DIRECTIONS » Copy out every line in the entries below that includes "this".

DATA RECORDS »
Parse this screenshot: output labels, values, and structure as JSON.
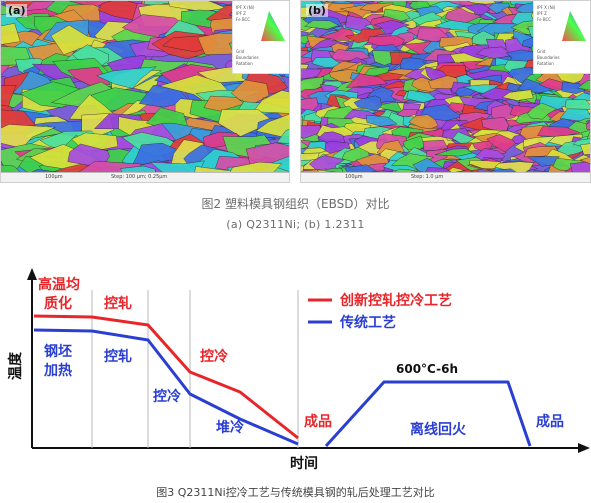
{
  "figure2": {
    "panel_a_tag": "(a)",
    "panel_b_tag": "(b)",
    "scale_a_left": "100μm",
    "scale_a_mid": "Step: 100 μm; 0.25μm",
    "scale_b_left": "100μm",
    "scale_b_mid": "Step: 1.0 μm",
    "legend_lines": [
      "IPF X (Ni)",
      "IPF Z",
      "Fe BCC",
      "Grid",
      "Boundaries",
      "Rotation"
    ],
    "caption": "图2 塑料模具钢组织（EBSD）对比",
    "subcaption": "(a) Q2311Ni; (b) 1.2311"
  },
  "figure3": {
    "caption": "图3 Q2311Ni控冷工艺与传统模具钢的轧后处理工艺对比",
    "y_axis_label": "温度",
    "x_axis_label": "时间",
    "legend": [
      {
        "label": "创新控轧控冷工艺",
        "color": "#e8262a"
      },
      {
        "label": "传统工艺",
        "color": "#2a3fd1"
      }
    ],
    "labels": {
      "red_stage1": "高温均\n质化",
      "red_stage2": "控轧",
      "red_stage3": "控冷",
      "blue_stage1": "钢坯\n加热",
      "blue_stage2": "控轧",
      "blue_stage3": "控冷",
      "blue_stage4": "堆冷",
      "product1": "成品",
      "tempering": "600°C-6h",
      "offline": "离线回火",
      "product2": "成品"
    },
    "colors": {
      "red": "#e8262a",
      "blue": "#2a3fd1",
      "axis": "#111111",
      "divider": "#b8b8b8"
    }
  }
}
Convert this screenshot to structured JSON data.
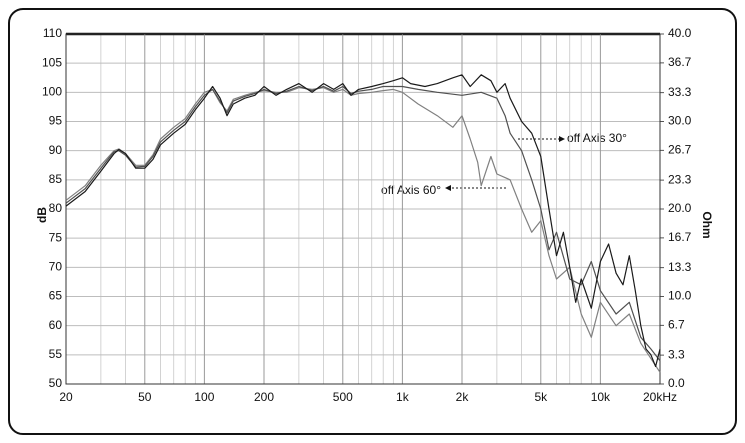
{
  "chart_data": {
    "type": "line",
    "y_label": "dB",
    "y2_label": "Ohm",
    "xscale": "log",
    "xlim": [
      20,
      20000
    ],
    "xticks": [
      20,
      50,
      100,
      200,
      500,
      {
        "value": 1000,
        "label": "1k"
      },
      {
        "value": 2000,
        "label": "2k"
      },
      {
        "value": 5000,
        "label": "5k"
      },
      {
        "value": 10000,
        "label": "10k"
      },
      {
        "value": 20000,
        "label": "20kHz"
      }
    ],
    "x_minor_grid": [
      30,
      40,
      60,
      70,
      80,
      90,
      300,
      400,
      600,
      700,
      800,
      900,
      3000,
      4000,
      6000,
      7000,
      8000,
      9000
    ],
    "ylim": [
      50,
      110
    ],
    "yticks": [
      50,
      55,
      60,
      65,
      70,
      75,
      80,
      85,
      90,
      95,
      100,
      105,
      110
    ],
    "y2lim": [
      0,
      40
    ],
    "y2ticks": [
      {
        "value": 0,
        "label": "0.0"
      },
      3.3,
      6.7,
      {
        "value": 10,
        "label": "10.0"
      },
      13.3,
      16.7,
      {
        "value": 20,
        "label": "20.0"
      },
      23.3,
      26.7,
      {
        "value": 30,
        "label": "30.0"
      },
      33.3,
      36.7,
      {
        "value": 40,
        "label": "40.0"
      }
    ],
    "grid": true,
    "series": [
      {
        "color": "#1a1a1a",
        "x": [
          20,
          25,
          30,
          35,
          37,
          40,
          45,
          50,
          55,
          60,
          70,
          80,
          90,
          100,
          110,
          120,
          130,
          140,
          160,
          180,
          200,
          230,
          260,
          300,
          350,
          400,
          450,
          500,
          550,
          600,
          700,
          800,
          900,
          1000,
          1100,
          1300,
          1500,
          1800,
          2000,
          2200,
          2500,
          2800,
          3000,
          3300,
          3500,
          4000,
          4500,
          5000,
          5500,
          6000,
          6500,
          7000,
          7500,
          8000,
          9000,
          10000,
          11000,
          12000,
          13000,
          14000,
          15000,
          16000,
          17000,
          18000,
          19000,
          20000
        ],
        "values": [
          80.5,
          83,
          86.5,
          89.5,
          90.2,
          89.5,
          87,
          87,
          88.5,
          91,
          93,
          94.5,
          97,
          99,
          101,
          99,
          96,
          98,
          99,
          99.5,
          101,
          99.5,
          100.5,
          101.5,
          100,
          101.5,
          100.5,
          101.5,
          99.5,
          100.5,
          101,
          101.5,
          102,
          102.5,
          101.5,
          101,
          101.5,
          102.5,
          103,
          101,
          103,
          102,
          100,
          101.5,
          99,
          95,
          93,
          89,
          80,
          72,
          76,
          70,
          64,
          68,
          63,
          71,
          74,
          69,
          67,
          72,
          66,
          60,
          56,
          55,
          53,
          56
        ]
      },
      {
        "color": "#505050",
        "x": [
          20,
          25,
          30,
          35,
          37,
          40,
          45,
          50,
          55,
          60,
          70,
          80,
          90,
          100,
          110,
          120,
          130,
          140,
          160,
          180,
          200,
          230,
          260,
          300,
          350,
          400,
          450,
          500,
          550,
          600,
          700,
          800,
          900,
          1000,
          1200,
          1500,
          2000,
          2500,
          3000,
          3300,
          3500,
          4000,
          4500,
          5000,
          5500,
          6000,
          7000,
          8000,
          9000,
          10000,
          12000,
          14000,
          16000,
          18000,
          20000
        ],
        "values": [
          81,
          83.5,
          87,
          89.8,
          90,
          89.2,
          87.2,
          87.3,
          89,
          91.5,
          93.5,
          95,
          97.5,
          99.5,
          100.5,
          98.5,
          96.5,
          98.5,
          99.3,
          99.8,
          100.5,
          99.8,
          100.2,
          101,
          100.3,
          101,
          100.2,
          101,
          99.8,
          100.2,
          100.5,
          101,
          101,
          101,
          100.5,
          100,
          99.5,
          100,
          99,
          96,
          93,
          90,
          85,
          80,
          73,
          76,
          68,
          67,
          71,
          66,
          62,
          64,
          58,
          56,
          54
        ]
      },
      {
        "color": "#808080",
        "x": [
          20,
          25,
          30,
          35,
          37,
          40,
          45,
          50,
          55,
          60,
          70,
          80,
          90,
          100,
          110,
          120,
          130,
          140,
          160,
          180,
          200,
          230,
          260,
          300,
          350,
          400,
          450,
          500,
          550,
          600,
          700,
          800,
          900,
          1000,
          1200,
          1500,
          1800,
          2000,
          2200,
          2400,
          2500,
          2800,
          3000,
          3500,
          4000,
          4500,
          5000,
          5500,
          6000,
          7000,
          8000,
          9000,
          10000,
          12000,
          14000,
          16000,
          20000
        ],
        "values": [
          81.5,
          84,
          87.5,
          90,
          90.3,
          89.5,
          87.5,
          87.5,
          89.3,
          92,
          94,
          95.5,
          98,
          100,
          100.5,
          98.2,
          96.8,
          98.8,
          99.5,
          100,
          100.3,
          100,
          100,
          100.8,
          100.5,
          100.8,
          100,
          100.5,
          99.5,
          99.8,
          100,
          100.3,
          100.5,
          100,
          98,
          96,
          94,
          96,
          92,
          88,
          84,
          89,
          86,
          85,
          80,
          76,
          78,
          72,
          68,
          70,
          62,
          58,
          64,
          60,
          62,
          57,
          52
        ]
      }
    ],
    "annotations": [
      "off Axis 30°",
      "off Axis 60°"
    ]
  }
}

RESULT OF THE TASK »
Parse this screenshot: output labels, values, and structure as JSON.
Convert this screenshot to structured JSON data.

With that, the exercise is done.